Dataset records
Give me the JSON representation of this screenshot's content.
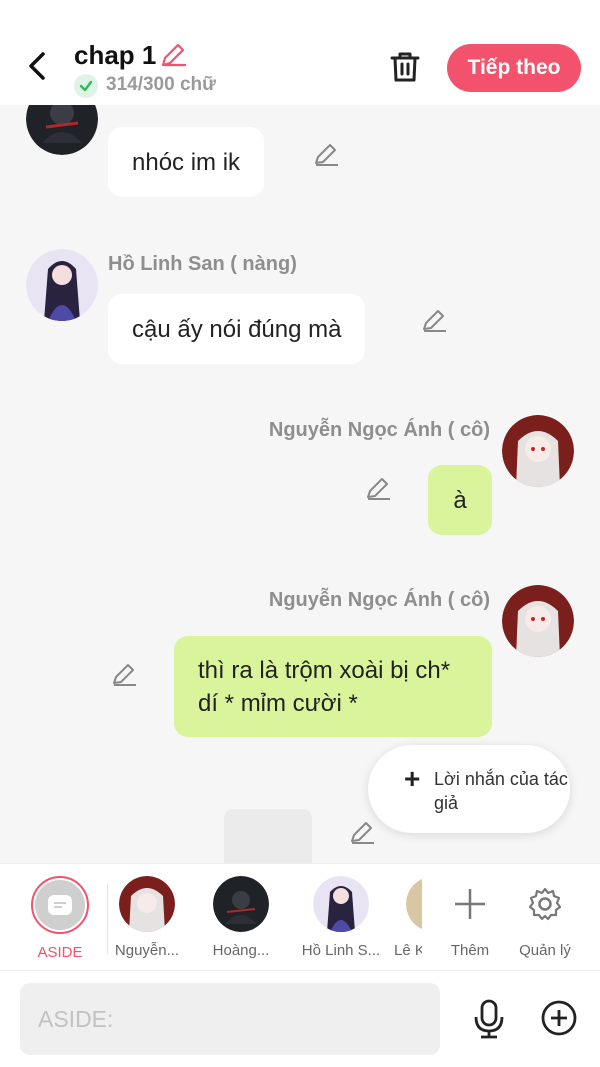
{
  "header": {
    "title": "chap 1",
    "word_count": "314/300 chữ",
    "next_label": "Tiếp theo",
    "accent": "#f2526b"
  },
  "messages": [
    {
      "speaker": "",
      "text": "nhóc im ik",
      "side": "left",
      "color": "#ffffff"
    },
    {
      "speaker": "Hồ Linh San ( nàng)",
      "text": "cậu ấy nói đúng mà",
      "side": "left",
      "color": "#ffffff"
    },
    {
      "speaker": "Nguyễn Ngọc Ánh ( cô)",
      "text": "à",
      "side": "right",
      "color": "#d9f49a"
    },
    {
      "speaker": "Nguyễn Ngọc Ánh ( cô)",
      "text": "thì ra là trộm xoài bị ch* dí * mỉm cười *",
      "side": "right",
      "color": "#d9f49a"
    }
  ],
  "author_note": {
    "label": "Lời nhắn của tác giả"
  },
  "aside_block": {
    "text": "___"
  },
  "characters": [
    {
      "label": "ASIDE",
      "active": true
    },
    {
      "label": "Nguyễn..."
    },
    {
      "label": "Hoàng..."
    },
    {
      "label": "Hồ Linh S..."
    },
    {
      "label": "Lê K"
    },
    {
      "label": "Thêm",
      "icon": "plus-icon"
    },
    {
      "label": "Quản lý",
      "icon": "gear-icon"
    }
  ],
  "input": {
    "placeholder": "ASIDE:"
  }
}
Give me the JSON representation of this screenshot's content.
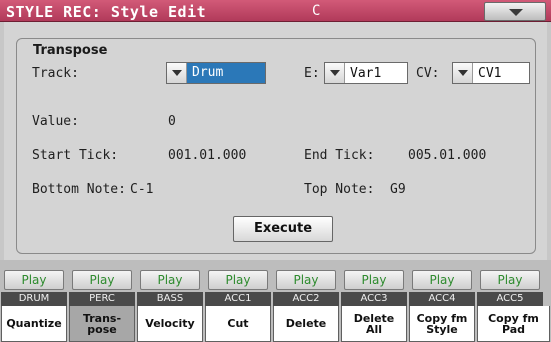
{
  "header": {
    "title": "STYLE REC: Style Edit",
    "key": "C"
  },
  "group": {
    "title": "Transpose"
  },
  "track": {
    "label": "Track:",
    "value": "Drum"
  },
  "element": {
    "label": "E:",
    "value": "Var1"
  },
  "chord_variation": {
    "label": "CV:",
    "value": "CV1"
  },
  "value_field": {
    "label": "Value:",
    "value": "0"
  },
  "start_tick": {
    "label": "Start Tick:",
    "value": "001.01.000"
  },
  "end_tick": {
    "label": "End Tick:",
    "value": "005.01.000"
  },
  "bottom_note": {
    "label": "Bottom Note:",
    "value": "C-1"
  },
  "top_note": {
    "label": "Top Note:",
    "value": "G9"
  },
  "execute_label": "Execute",
  "tracks": [
    {
      "play": "Play",
      "name": "DRUM"
    },
    {
      "play": "Play",
      "name": "PERC"
    },
    {
      "play": "Play",
      "name": "BASS"
    },
    {
      "play": "Play",
      "name": "ACC1"
    },
    {
      "play": "Play",
      "name": "ACC2"
    },
    {
      "play": "Play",
      "name": "ACC3"
    },
    {
      "play": "Play",
      "name": "ACC4"
    },
    {
      "play": "Play",
      "name": "ACC5"
    }
  ],
  "tabs": [
    {
      "label": "Quantize",
      "active": false
    },
    {
      "label": "Trans-\npose",
      "active": true
    },
    {
      "label": "Velocity",
      "active": false
    },
    {
      "label": "Cut",
      "active": false
    },
    {
      "label": "Delete",
      "active": false
    },
    {
      "label": "Delete\nAll",
      "active": false
    },
    {
      "label": "Copy fm\nStyle",
      "active": false
    },
    {
      "label": "Copy fm\nPad",
      "active": false
    }
  ],
  "colors": {
    "header": "#c04868",
    "selection": "#2b78b8",
    "play_text": "#2e8b2e"
  }
}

What is required: Reproduce the material above in full and without alteration, but skip all pictures.

Finished answer:
Give me the JSON representation of this screenshot's content.
{
  "header": {
    "title": "chap 1",
    "word_count": "314/300 chữ",
    "next_label": "Tiếp theo",
    "accent": "#f2526b"
  },
  "messages": [
    {
      "speaker": "",
      "text": "nhóc im ik",
      "side": "left",
      "color": "#ffffff"
    },
    {
      "speaker": "Hồ Linh San ( nàng)",
      "text": "cậu ấy nói đúng mà",
      "side": "left",
      "color": "#ffffff"
    },
    {
      "speaker": "Nguyễn Ngọc Ánh ( cô)",
      "text": "à",
      "side": "right",
      "color": "#d9f49a"
    },
    {
      "speaker": "Nguyễn Ngọc Ánh ( cô)",
      "text": "thì ra là trộm xoài bị ch* dí * mỉm cười *",
      "side": "right",
      "color": "#d9f49a"
    }
  ],
  "author_note": {
    "label": "Lời nhắn của tác giả"
  },
  "aside_block": {
    "text": "___"
  },
  "characters": [
    {
      "label": "ASIDE",
      "active": true
    },
    {
      "label": "Nguyễn..."
    },
    {
      "label": "Hoàng..."
    },
    {
      "label": "Hồ Linh S..."
    },
    {
      "label": "Lê K"
    },
    {
      "label": "Thêm",
      "icon": "plus-icon"
    },
    {
      "label": "Quản lý",
      "icon": "gear-icon"
    }
  ],
  "input": {
    "placeholder": "ASIDE:"
  }
}
Give me the JSON representation of this screenshot's content.
{
  "header": {
    "title": "STYLE REC: Style Edit",
    "key": "C"
  },
  "group": {
    "title": "Transpose"
  },
  "track": {
    "label": "Track:",
    "value": "Drum"
  },
  "element": {
    "label": "E:",
    "value": "Var1"
  },
  "chord_variation": {
    "label": "CV:",
    "value": "CV1"
  },
  "value_field": {
    "label": "Value:",
    "value": "0"
  },
  "start_tick": {
    "label": "Start Tick:",
    "value": "001.01.000"
  },
  "end_tick": {
    "label": "End Tick:",
    "value": "005.01.000"
  },
  "bottom_note": {
    "label": "Bottom Note:",
    "value": "C-1"
  },
  "top_note": {
    "label": "Top Note:",
    "value": "G9"
  },
  "execute_label": "Execute",
  "tracks": [
    {
      "play": "Play",
      "name": "DRUM"
    },
    {
      "play": "Play",
      "name": "PERC"
    },
    {
      "play": "Play",
      "name": "BASS"
    },
    {
      "play": "Play",
      "name": "ACC1"
    },
    {
      "play": "Play",
      "name": "ACC2"
    },
    {
      "play": "Play",
      "name": "ACC3"
    },
    {
      "play": "Play",
      "name": "ACC4"
    },
    {
      "play": "Play",
      "name": "ACC5"
    }
  ],
  "tabs": [
    {
      "label": "Quantize",
      "active": false
    },
    {
      "label": "Trans-\npose",
      "active": true
    },
    {
      "label": "Velocity",
      "active": false
    },
    {
      "label": "Cut",
      "active": false
    },
    {
      "label": "Delete",
      "active": false
    },
    {
      "label": "Delete\nAll",
      "active": false
    },
    {
      "label": "Copy fm\nStyle",
      "active": false
    },
    {
      "label": "Copy fm\nPad",
      "active": false
    }
  ],
  "colors": {
    "header": "#c04868",
    "selection": "#2b78b8",
    "play_text": "#2e8b2e"
  }
}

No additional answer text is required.